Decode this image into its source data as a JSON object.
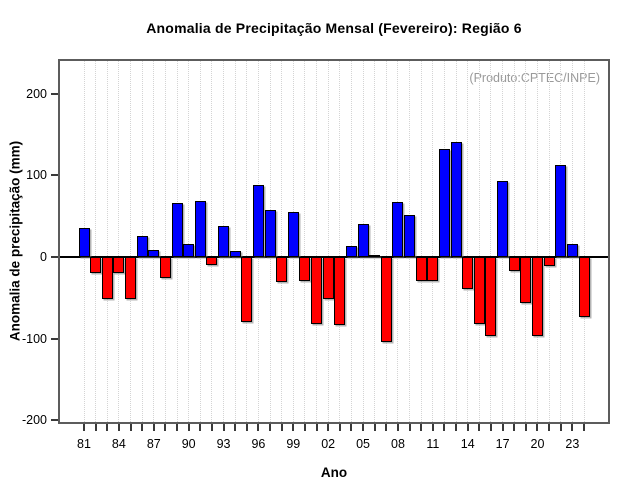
{
  "chart_data": {
    "type": "bar",
    "title": "Anomalia de Precipitação Mensal (Fevereiro): Região 6",
    "annotation": "(Produto:CPTEC/INPE)",
    "xlabel": "Ano",
    "ylabel": "Anomalia de precipitação (mm)",
    "x": [
      1981,
      1982,
      1983,
      1984,
      1985,
      1986,
      1987,
      1988,
      1989,
      1990,
      1991,
      1992,
      1993,
      1994,
      1995,
      1996,
      1997,
      1998,
      1999,
      2000,
      2001,
      2002,
      2003,
      2004,
      2005,
      2006,
      2007,
      2008,
      2009,
      2010,
      2011,
      2012,
      2013,
      2014,
      2015,
      2016,
      2017,
      2018,
      2019,
      2020,
      2021,
      2022,
      2023,
      2024
    ],
    "values": [
      35,
      -19,
      -51,
      -20,
      -52,
      26,
      9,
      -26,
      66,
      16,
      69,
      -10,
      38,
      7,
      -80,
      88,
      58,
      -31,
      55,
      -29,
      -82,
      -52,
      -83,
      13,
      41,
      2,
      -104,
      67,
      52,
      -29,
      -29,
      132,
      141,
      -39,
      -82,
      -97,
      93,
      -17,
      -56,
      -97,
      -11,
      113,
      16,
      -73
    ],
    "xtick_labels": [
      "81",
      "84",
      "87",
      "90",
      "93",
      "96",
      "99",
      "02",
      "05",
      "08",
      "11",
      "14",
      "17",
      "20",
      "23"
    ],
    "xtick_label_step": 3,
    "yticks": [
      200,
      100,
      0,
      -100,
      -200
    ],
    "ylim": [
      -202,
      240
    ],
    "grid": {
      "vertical": true,
      "style": "dotted",
      "color": "#d4d4d4"
    },
    "colors": {
      "positive": "#0000ff",
      "negative": "#ff0000",
      "bar_border": "#000000",
      "annotation": "#9a9a9a",
      "frame": "#5c5c5c"
    },
    "legend": null
  }
}
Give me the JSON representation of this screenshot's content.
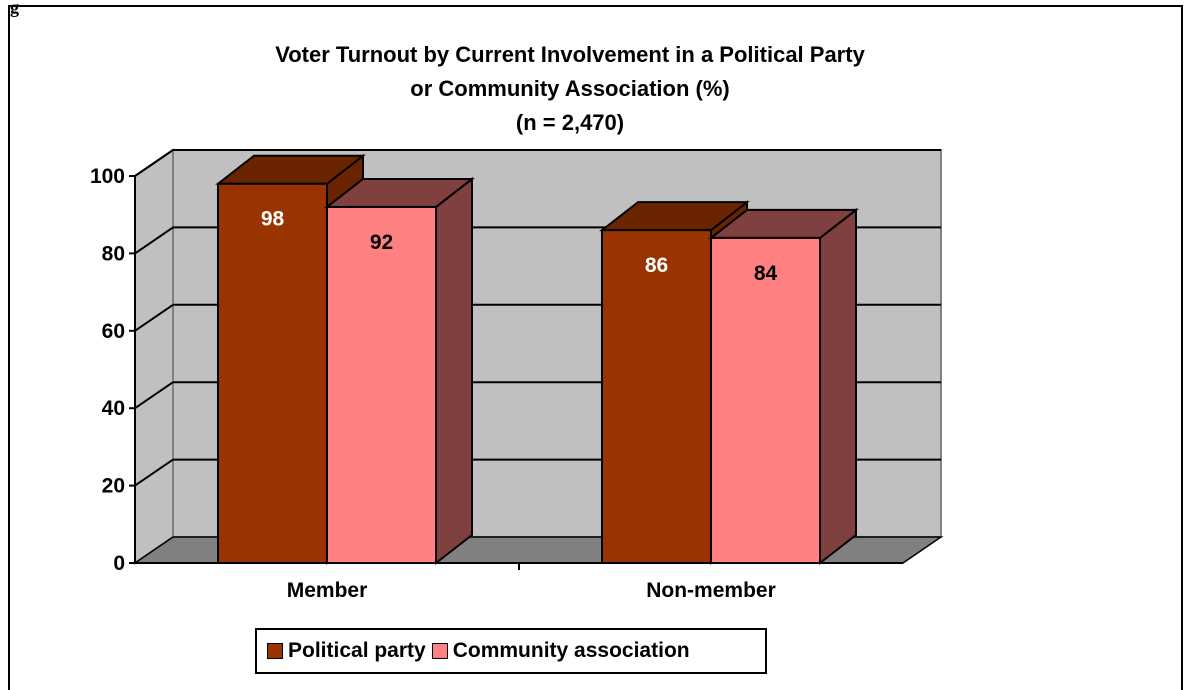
{
  "page": {
    "corner_label": "g"
  },
  "chart_data": {
    "type": "bar",
    "title_lines": [
      "Voter Turnout by Current Involvement in a Political Party",
      "or Community Association (%)",
      "(n = 2,470)"
    ],
    "categories": [
      "Member",
      "Non-member"
    ],
    "series": [
      {
        "name": "Political party",
        "values": [
          98,
          86
        ],
        "color": "#993300",
        "side_color": "#6b2400",
        "label_color": "#ffffff"
      },
      {
        "name": "Community association",
        "values": [
          92,
          84
        ],
        "color": "#ff8080",
        "side_color": "#804040",
        "label_color": "#000000"
      }
    ],
    "ylim": [
      0,
      100
    ],
    "yticks": [
      "0",
      "20",
      "40",
      "60",
      "80",
      "100"
    ],
    "ytick_values": [
      0,
      20,
      40,
      60,
      80,
      100
    ],
    "grid": true,
    "wall_color": "#c0c0c0",
    "floor_color": "#808080",
    "legend_position": "bottom"
  }
}
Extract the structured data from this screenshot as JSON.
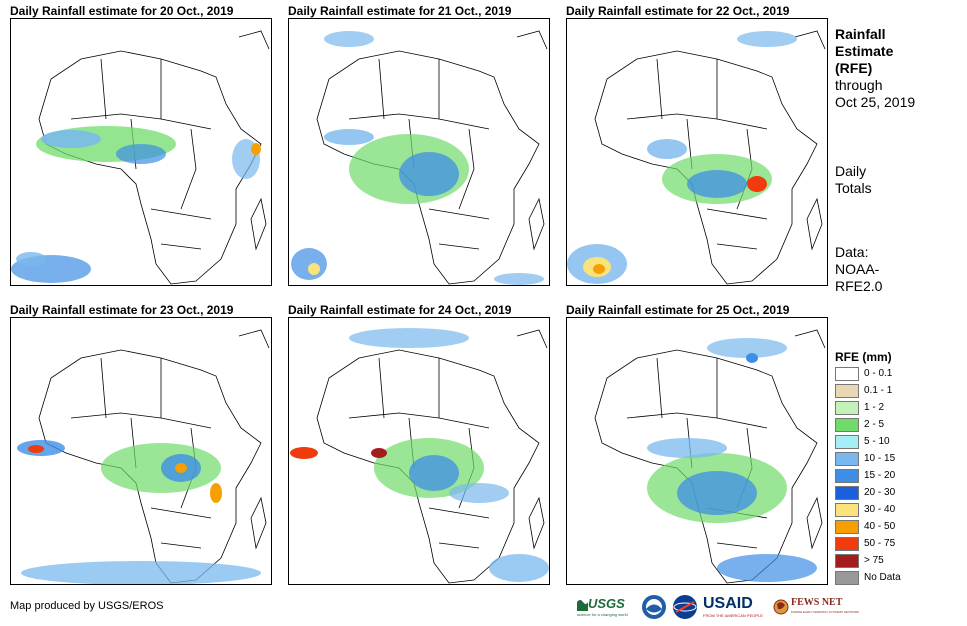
{
  "panels": [
    {
      "title": "Daily Rainfall estimate for 20 Oct., 2019"
    },
    {
      "title": "Daily Rainfall estimate for 21 Oct., 2019"
    },
    {
      "title": "Daily Rainfall estimate for 22 Oct., 2019"
    },
    {
      "title": "Daily Rainfall estimate for 23 Oct., 2019"
    },
    {
      "title": "Daily Rainfall estimate for 24 Oct., 2019"
    },
    {
      "title": "Daily Rainfall estimate for 25 Oct., 2019"
    }
  ],
  "side": {
    "title_line1": "Rainfall",
    "title_line2": "Estimate",
    "title_line3": "(RFE)",
    "through": "through",
    "date": "Oct 25, 2019",
    "totals_line1": "Daily",
    "totals_line2": "Totals",
    "data_line1": "Data:",
    "data_line2": "NOAA-",
    "data_line3": "RFE2.0"
  },
  "legend": {
    "title": "RFE (mm)",
    "items": [
      {
        "label": "0 - 0.1",
        "color": "#ffffff"
      },
      {
        "label": "0.1 - 1",
        "color": "#e8d9b4"
      },
      {
        "label": "1 - 2",
        "color": "#c3f2b8"
      },
      {
        "label": "2 - 5",
        "color": "#6fdc6a"
      },
      {
        "label": "5 - 10",
        "color": "#a6eef5"
      },
      {
        "label": "10 - 15",
        "color": "#79b8ee"
      },
      {
        "label": "15 - 20",
        "color": "#3f8ee6"
      },
      {
        "label": "20 - 30",
        "color": "#1a5fdc"
      },
      {
        "label": "30 - 40",
        "color": "#fbe37b"
      },
      {
        "label": "40 - 50",
        "color": "#f5a000"
      },
      {
        "label": "50 - 75",
        "color": "#ef3b0e"
      },
      {
        "label": "> 75",
        "color": "#a51c1c"
      },
      {
        "label": "No Data",
        "color": "#999999"
      }
    ]
  },
  "footer": {
    "credit": "Map produced by USGS/EROS"
  },
  "logos": {
    "usgs": "USGS",
    "usgs_tag": "science for a changing world",
    "usaid": "USAID",
    "usaid_tag": "FROM THE AMERICAN PEOPLE",
    "fews": "FEWS NET",
    "fews_tag": "FAMINE EARLY WARNING SYSTEMS NETWORK"
  }
}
☆ ☆ ☆ ☆ ☆
Each entry above is to be written out again unchanged, apart from the pictures, which are left out.

» **In response**:
Decode this image into its source data as a JSON object.
{
  "chart_data": {
    "type": "bar",
    "title": "Anomalia de Precipitação Mensal (Fevereiro): Região 6",
    "annotation": "(Produto:CPTEC/INPE)",
    "xlabel": "Ano",
    "ylabel": "Anomalia de precipitação (mm)",
    "x": [
      1981,
      1982,
      1983,
      1984,
      1985,
      1986,
      1987,
      1988,
      1989,
      1990,
      1991,
      1992,
      1993,
      1994,
      1995,
      1996,
      1997,
      1998,
      1999,
      2000,
      2001,
      2002,
      2003,
      2004,
      2005,
      2006,
      2007,
      2008,
      2009,
      2010,
      2011,
      2012,
      2013,
      2014,
      2015,
      2016,
      2017,
      2018,
      2019,
      2020,
      2021,
      2022,
      2023,
      2024
    ],
    "values": [
      35,
      -19,
      -51,
      -20,
      -52,
      26,
      9,
      -26,
      66,
      16,
      69,
      -10,
      38,
      7,
      -80,
      88,
      58,
      -31,
      55,
      -29,
      -82,
      -52,
      -83,
      13,
      41,
      2,
      -104,
      67,
      52,
      -29,
      -29,
      132,
      141,
      -39,
      -82,
      -97,
      93,
      -17,
      -56,
      -97,
      -11,
      113,
      16,
      -73
    ],
    "xtick_labels": [
      "81",
      "84",
      "87",
      "90",
      "93",
      "96",
      "99",
      "02",
      "05",
      "08",
      "11",
      "14",
      "17",
      "20",
      "23"
    ],
    "xtick_label_step": 3,
    "yticks": [
      200,
      100,
      0,
      -100,
      -200
    ],
    "ylim": [
      -202,
      240
    ],
    "grid": {
      "vertical": true,
      "style": "dotted",
      "color": "#d4d4d4"
    },
    "colors": {
      "positive": "#0000ff",
      "negative": "#ff0000",
      "bar_border": "#000000",
      "annotation": "#9a9a9a",
      "frame": "#5c5c5c"
    },
    "legend": null
  }
}
Give me the JSON representation of this screenshot's content.
{
  "page": {
    "corner_label": "g"
  },
  "chart_data": {
    "type": "bar",
    "title_lines": [
      "Voter Turnout by Current Involvement in a Political Party",
      "or Community Association (%)",
      "(n = 2,470)"
    ],
    "categories": [
      "Member",
      "Non-member"
    ],
    "series": [
      {
        "name": "Political party",
        "values": [
          98,
          86
        ],
        "color": "#993300",
        "side_color": "#6b2400",
        "label_color": "#ffffff"
      },
      {
        "name": "Community association",
        "values": [
          92,
          84
        ],
        "color": "#ff8080",
        "side_color": "#804040",
        "label_color": "#000000"
      }
    ],
    "ylim": [
      0,
      100
    ],
    "yticks": [
      "0",
      "20",
      "40",
      "60",
      "80",
      "100"
    ],
    "ytick_values": [
      0,
      20,
      40,
      60,
      80,
      100
    ],
    "grid": true,
    "wall_color": "#c0c0c0",
    "floor_color": "#808080",
    "legend_position": "bottom"
  }
}
Extract the structured data from this screenshot as JSON.
{
  "panels": [
    {
      "title": "Daily Rainfall estimate for 20 Oct., 2019"
    },
    {
      "title": "Daily Rainfall estimate for 21 Oct., 2019"
    },
    {
      "title": "Daily Rainfall estimate for 22 Oct., 2019"
    },
    {
      "title": "Daily Rainfall estimate for 23 Oct., 2019"
    },
    {
      "title": "Daily Rainfall estimate for 24 Oct., 2019"
    },
    {
      "title": "Daily Rainfall estimate for 25 Oct., 2019"
    }
  ],
  "side": {
    "title_line1": "Rainfall",
    "title_line2": "Estimate",
    "title_line3": "(RFE)",
    "through": "through",
    "date": "Oct 25, 2019",
    "totals_line1": "Daily",
    "totals_line2": "Totals",
    "data_line1": "Data:",
    "data_line2": "NOAA-",
    "data_line3": "RFE2.0"
  },
  "legend": {
    "title": "RFE (mm)",
    "items": [
      {
        "label": "0 - 0.1",
        "color": "#ffffff"
      },
      {
        "label": "0.1 - 1",
        "color": "#e8d9b4"
      },
      {
        "label": "1 - 2",
        "color": "#c3f2b8"
      },
      {
        "label": "2 - 5",
        "color": "#6fdc6a"
      },
      {
        "label": "5 - 10",
        "color": "#a6eef5"
      },
      {
        "label": "10 - 15",
        "color": "#79b8ee"
      },
      {
        "label": "15 - 20",
        "color": "#3f8ee6"
      },
      {
        "label": "20 - 30",
        "color": "#1a5fdc"
      },
      {
        "label": "30 - 40",
        "color": "#fbe37b"
      },
      {
        "label": "40 - 50",
        "color": "#f5a000"
      },
      {
        "label": "50 - 75",
        "color": "#ef3b0e"
      },
      {
        "label": "> 75",
        "color": "#a51c1c"
      },
      {
        "label": "No Data",
        "color": "#999999"
      }
    ]
  },
  "footer": {
    "credit": "Map produced by USGS/EROS"
  },
  "logos": {
    "usgs": "USGS",
    "usgs_tag": "science for a changing world",
    "usaid": "USAID",
    "usaid_tag": "FROM THE AMERICAN PEOPLE",
    "fews": "FEWS NET",
    "fews_tag": "FAMINE EARLY WARNING SYSTEMS NETWORK"
  }
}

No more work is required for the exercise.